_WHAT YOU SHOULD DO:_ Retype every line of the items below verbatim, leaving the pictures out of your answer.

::: EXERCISE INPUTS

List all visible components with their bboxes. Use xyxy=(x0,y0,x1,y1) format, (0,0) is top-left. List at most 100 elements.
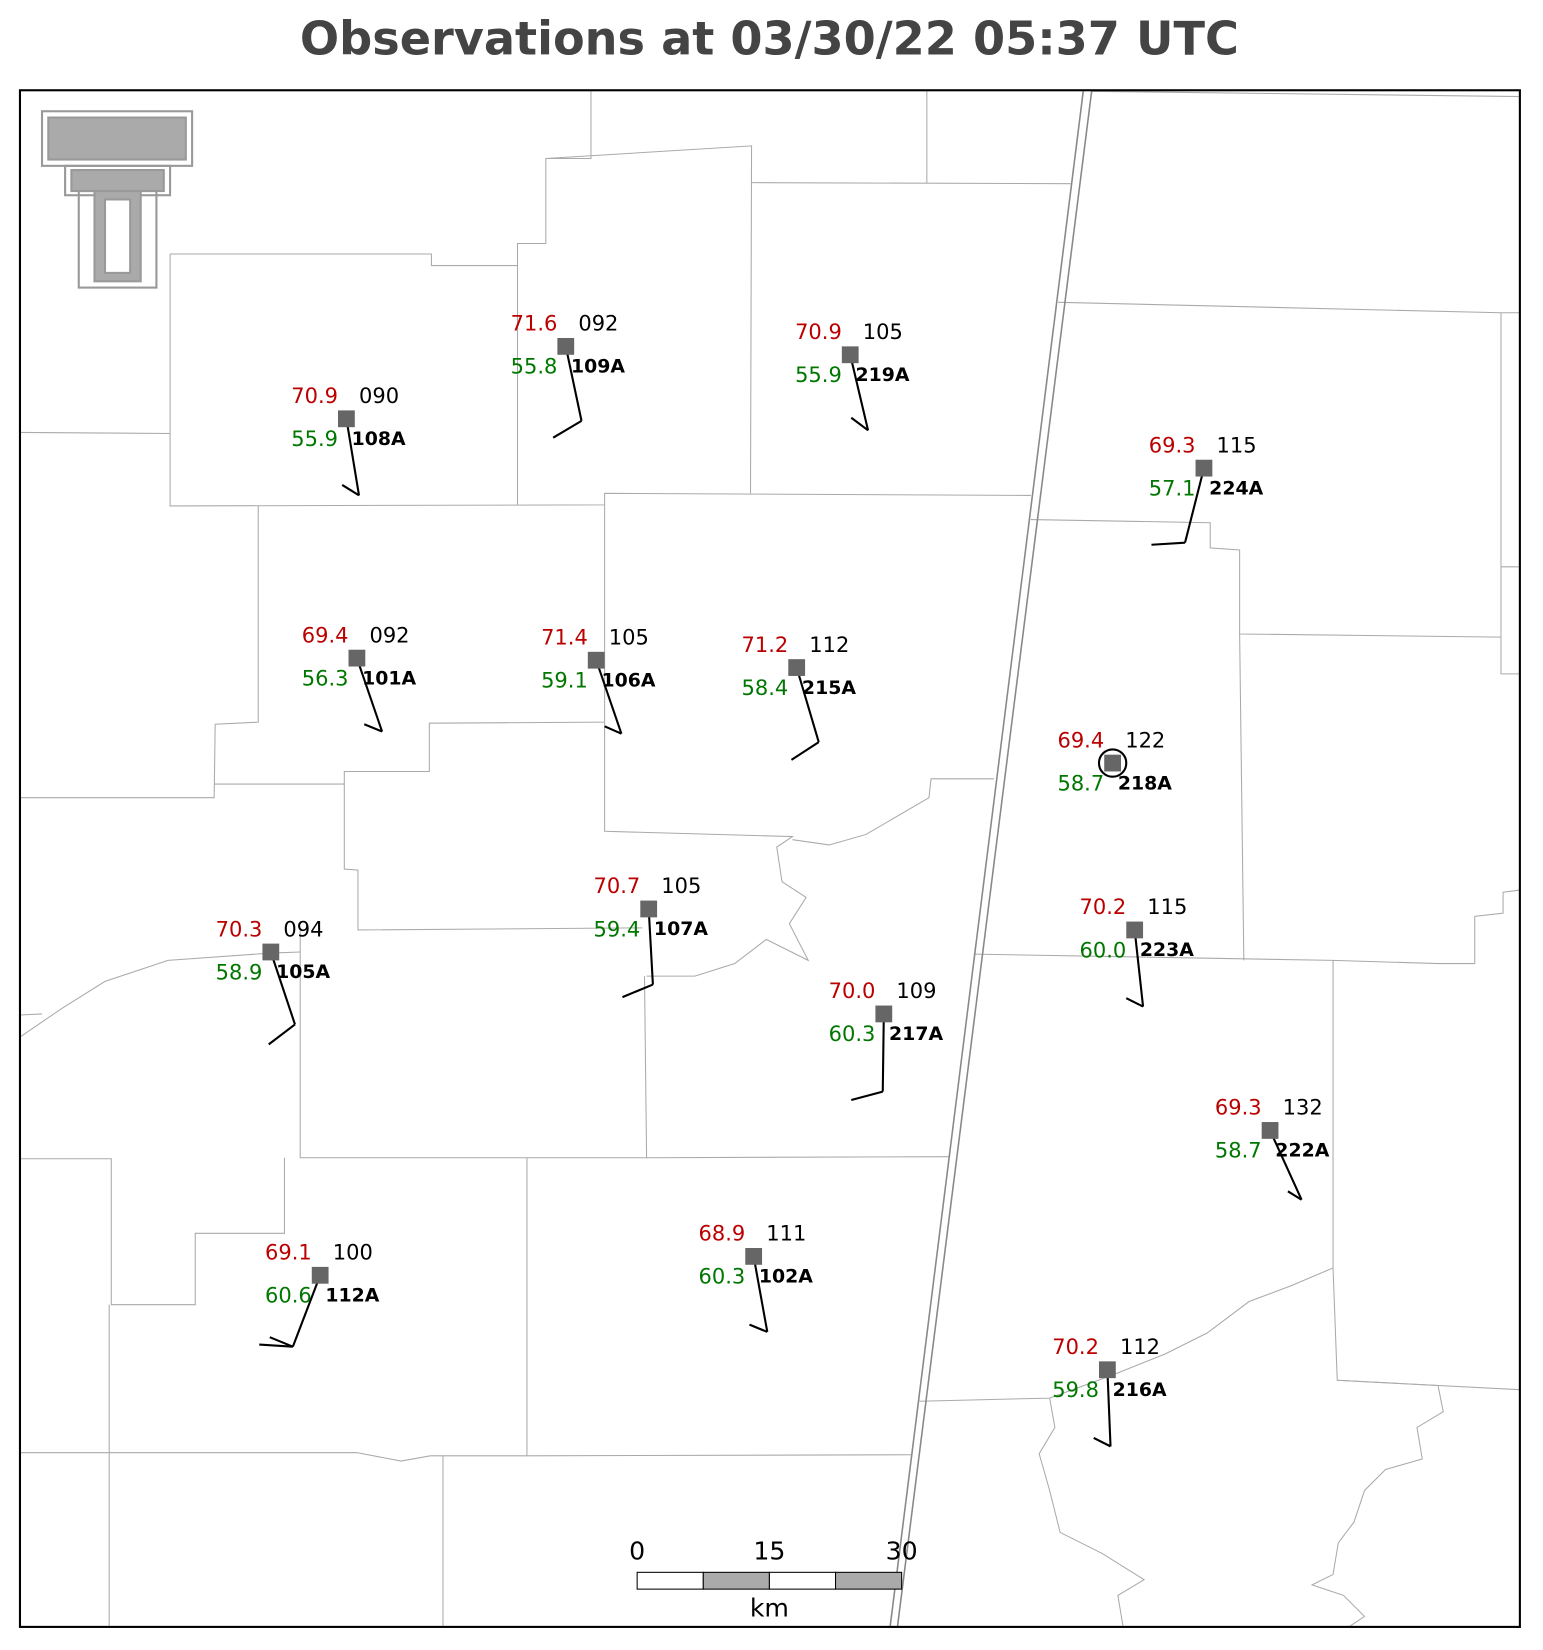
wind-barb xyxy=(790,741,820,761)
dewpoint: 55.8 xyxy=(511,355,558,379)
wind-shaft xyxy=(752,1256,769,1333)
temperature: 69.1 xyxy=(265,1241,312,1265)
wind-shaft xyxy=(1269,1130,1303,1201)
pressure: 100 xyxy=(333,1241,373,1265)
temperature: 70.2 xyxy=(1080,895,1127,919)
station: 70.2 112 59.8 216A xyxy=(1052,1335,1167,1448)
station-id: 224A xyxy=(1209,477,1263,499)
station-marker xyxy=(1104,754,1122,772)
wind-shaft xyxy=(355,657,384,732)
temperature: 70.0 xyxy=(829,979,876,1003)
wind-barb xyxy=(1093,1437,1111,1448)
dewpoint: 58.7 xyxy=(1057,771,1104,795)
temperature: 70.9 xyxy=(795,320,842,344)
temperature: 69.3 xyxy=(1149,433,1196,457)
pressure: 092 xyxy=(578,312,618,336)
station: 69.1 100 60.6 112A xyxy=(259,1241,380,1348)
station: 70.9 105 55.9 219A xyxy=(795,320,910,432)
station-marker xyxy=(788,659,806,676)
temperature: 69.4 xyxy=(302,623,349,647)
station-id: 105A xyxy=(276,961,330,983)
wind-barb xyxy=(851,1090,884,1102)
dewpoint: 60.6 xyxy=(265,1284,312,1308)
wind-shaft xyxy=(849,354,870,431)
station-id: 107A xyxy=(654,918,708,940)
station: 69.4 092 56.3 101A xyxy=(302,623,417,733)
state-line xyxy=(889,91,1085,1628)
wind-shaft xyxy=(1106,1369,1112,1447)
temperature: 70.3 xyxy=(216,917,263,941)
station-id: 108A xyxy=(352,428,406,450)
temperature: 69.3 xyxy=(1215,1096,1262,1120)
station-id: 112A xyxy=(325,1285,379,1307)
wind-barb xyxy=(622,983,654,999)
pressure: 094 xyxy=(283,917,323,941)
wind-shaft xyxy=(647,908,654,985)
station: 71.2 112 58.4 215A xyxy=(742,633,856,761)
station: 70.7 105 59.4 107A xyxy=(594,874,708,999)
station-id: 109A xyxy=(571,356,625,378)
wind-shaft xyxy=(564,346,583,422)
dewpoint: 59.8 xyxy=(1052,1378,1099,1402)
wind-shaft xyxy=(881,1013,885,1092)
pressure: 105 xyxy=(863,320,903,344)
station: 69.3 132 58.7 222A xyxy=(1215,1096,1330,1201)
station-id: 216A xyxy=(1113,1379,1167,1401)
wind-shaft xyxy=(345,418,361,496)
station-marker xyxy=(348,649,366,667)
pressure: 090 xyxy=(359,384,399,408)
dewpoint: 60.0 xyxy=(1080,938,1127,962)
scale-label: 30 xyxy=(886,1537,918,1566)
wind-shaft xyxy=(595,659,623,735)
station: 68.9 111 60.3 102A xyxy=(699,1222,813,1333)
state-line xyxy=(896,91,1093,1628)
station-marker xyxy=(841,346,859,364)
pressure: 109 xyxy=(896,979,936,1003)
pressure: 111 xyxy=(766,1222,806,1246)
pressure: 122 xyxy=(1125,728,1165,752)
frame xyxy=(18,89,1521,1628)
wind-barb xyxy=(1287,1190,1303,1201)
wind-barb xyxy=(604,725,622,735)
wind-barb xyxy=(259,1343,293,1348)
wind-shaft xyxy=(1184,467,1205,543)
station-marker xyxy=(311,1266,329,1284)
station: 70.0 109 60.3 217A xyxy=(829,979,943,1102)
station-marker xyxy=(557,337,575,355)
wind-barb xyxy=(749,1323,768,1333)
pressure: 115 xyxy=(1147,895,1187,919)
pressure: 112 xyxy=(1120,1335,1160,1359)
wind-barb xyxy=(850,416,869,432)
temperature: 71.6 xyxy=(511,312,558,336)
dewpoint: 58.9 xyxy=(216,960,263,984)
wind-barb xyxy=(341,484,360,497)
dewpoint: 60.3 xyxy=(699,1265,746,1289)
station-marker xyxy=(745,1247,763,1265)
temperature: 70.9 xyxy=(291,384,338,408)
dewpoint: 55.9 xyxy=(291,427,338,451)
station-marker xyxy=(1195,459,1213,477)
station: 71.6 092 55.8 109A xyxy=(511,312,625,439)
station-marker xyxy=(1126,921,1144,939)
wind-barb xyxy=(363,723,383,733)
dewpoint: 59.4 xyxy=(594,917,641,941)
station: 69.4 122 58.7 218A xyxy=(1057,728,1172,795)
temperature: 71.2 xyxy=(742,633,789,657)
station-marker xyxy=(262,943,280,961)
station-id: 222A xyxy=(1275,1140,1329,1162)
station: 71.4 105 59.1 106A xyxy=(541,625,656,735)
scale-label: 0 xyxy=(629,1537,645,1566)
pressure: 105 xyxy=(661,874,701,898)
station-id: 101A xyxy=(362,667,416,689)
station-id: 217A xyxy=(889,1023,943,1045)
pressure: 112 xyxy=(809,633,849,657)
station: 70.9 090 55.9 108A xyxy=(291,384,406,497)
calm-circle xyxy=(1097,748,1128,778)
wind-barb xyxy=(1151,541,1186,546)
wind-shaft xyxy=(795,667,820,743)
temperature: 68.9 xyxy=(699,1222,746,1246)
scale-unit: km xyxy=(750,1593,789,1622)
dewpoint: 58.4 xyxy=(742,676,789,700)
pressure: 115 xyxy=(1217,433,1257,457)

::::::

_FULL RESPONSE:_
List all visible components with their bboxes. Use xyxy=(x0,y0,x1,y1) format, (0,0) is top-left. List at most 100 elements.
wind-barb xyxy=(790,741,820,761)
dewpoint: 55.8 xyxy=(511,355,558,379)
wind-shaft xyxy=(752,1256,769,1333)
temperature: 69.1 xyxy=(265,1241,312,1265)
wind-shaft xyxy=(1269,1130,1303,1201)
pressure: 100 xyxy=(333,1241,373,1265)
temperature: 70.2 xyxy=(1080,895,1127,919)
station: 70.2 112 59.8 216A xyxy=(1052,1335,1167,1448)
station-id: 224A xyxy=(1209,477,1263,499)
station-marker xyxy=(1104,754,1122,772)
wind-shaft xyxy=(355,657,384,732)
temperature: 70.0 xyxy=(829,979,876,1003)
wind-barb xyxy=(1093,1437,1111,1448)
dewpoint: 58.7 xyxy=(1057,771,1104,795)
temperature: 70.9 xyxy=(795,320,842,344)
temperature: 69.3 xyxy=(1149,433,1196,457)
pressure: 092 xyxy=(578,312,618,336)
station: 69.1 100 60.6 112A xyxy=(259,1241,380,1348)
station: 70.9 105 55.9 219A xyxy=(795,320,910,432)
station-marker xyxy=(788,659,806,676)
temperature: 69.4 xyxy=(302,623,349,647)
station-id: 105A xyxy=(276,961,330,983)
wind-barb xyxy=(851,1090,884,1102)
dewpoint: 60.6 xyxy=(265,1284,312,1308)
wind-shaft xyxy=(849,354,870,431)
station-id: 107A xyxy=(654,918,708,940)
station: 69.4 092 56.3 101A xyxy=(302,623,417,733)
state-line xyxy=(889,91,1085,1628)
wind-shaft xyxy=(1106,1369,1112,1447)
temperature: 70.3 xyxy=(216,917,263,941)
station-id: 108A xyxy=(352,428,406,450)
temperature: 69.3 xyxy=(1215,1096,1262,1120)
station-id: 112A xyxy=(325,1285,379,1307)
wind-barb xyxy=(622,983,654,999)
pressure: 094 xyxy=(283,917,323,941)
wind-shaft xyxy=(647,908,654,985)
station: 71.2 112 58.4 215A xyxy=(742,633,856,761)
station: 70.7 105 59.4 107A xyxy=(594,874,708,999)
station-id: 109A xyxy=(571,356,625,378)
wind-shaft xyxy=(564,346,583,422)
dewpoint: 59.8 xyxy=(1052,1378,1099,1402)
wind-shaft xyxy=(881,1013,885,1092)
pressure: 105 xyxy=(863,320,903,344)
station: 69.3 132 58.7 222A xyxy=(1215,1096,1330,1201)
station-id: 216A xyxy=(1113,1379,1167,1401)
wind-shaft xyxy=(345,418,361,496)
station-marker xyxy=(348,649,366,667)
pressure: 090 xyxy=(359,384,399,408)
dewpoint: 60.0 xyxy=(1080,938,1127,962)
scale-label: 30 xyxy=(886,1537,918,1566)
wind-shaft xyxy=(595,659,623,735)
station: 68.9 111 60.3 102A xyxy=(699,1222,813,1333)
state-line xyxy=(896,91,1093,1628)
station-marker xyxy=(841,346,859,364)
pressure: 109 xyxy=(896,979,936,1003)
pressure: 111 xyxy=(766,1222,806,1246)
pressure: 122 xyxy=(1125,728,1165,752)
frame xyxy=(18,89,1521,1628)
wind-barb xyxy=(1287,1190,1303,1201)
wind-barb xyxy=(604,725,622,735)
wind-barb xyxy=(259,1343,293,1348)
wind-shaft xyxy=(1184,467,1205,543)
station-marker xyxy=(311,1266,329,1284)
station: 70.0 109 60.3 217A xyxy=(829,979,943,1102)
station-marker xyxy=(557,337,575,355)
wind-barb xyxy=(749,1323,768,1333)
pressure: 115 xyxy=(1147,895,1187,919)
pressure: 112 xyxy=(1120,1335,1160,1359)
wind-barb xyxy=(850,416,869,432)
temperature: 71.6 xyxy=(511,312,558,336)
dewpoint: 58.9 xyxy=(216,960,263,984)
wind-barb xyxy=(341,484,360,497)
dewpoint: 60.3 xyxy=(699,1265,746,1289)
station-marker xyxy=(745,1247,763,1265)
temperature: 70.9 xyxy=(291,384,338,408)
dewpoint: 55.9 xyxy=(291,427,338,451)
station-marker xyxy=(1195,459,1213,477)
station: 71.6 092 55.8 109A xyxy=(511,312,625,439)
station-marker xyxy=(1126,921,1144,939)
wind-barb xyxy=(363,723,383,733)
dewpoint: 59.4 xyxy=(594,917,641,941)
station: 69.4 122 58.7 218A xyxy=(1057,728,1172,795)
temperature: 71.2 xyxy=(742,633,789,657)
station-marker xyxy=(262,943,280,961)
station-id: 222A xyxy=(1275,1140,1329,1162)
station: 71.4 105 59.1 106A xyxy=(541,625,656,735)
scale-label: 0 xyxy=(629,1537,645,1566)
pressure: 105 xyxy=(661,874,701,898)
station-id: 101A xyxy=(362,667,416,689)
station-id: 217A xyxy=(889,1023,943,1045)
pressure: 112 xyxy=(809,633,849,657)
station: 70.9 090 55.9 108A xyxy=(291,384,406,497)
calm-circle xyxy=(1097,748,1128,778)
wind-barb xyxy=(1151,541,1186,546)
wind-shaft xyxy=(795,667,820,743)
temperature: 68.9 xyxy=(699,1222,746,1246)
scale-unit: km xyxy=(750,1593,789,1622)
dewpoint: 58.4 xyxy=(742,676,789,700)
pressure: 115 xyxy=(1217,433,1257,457)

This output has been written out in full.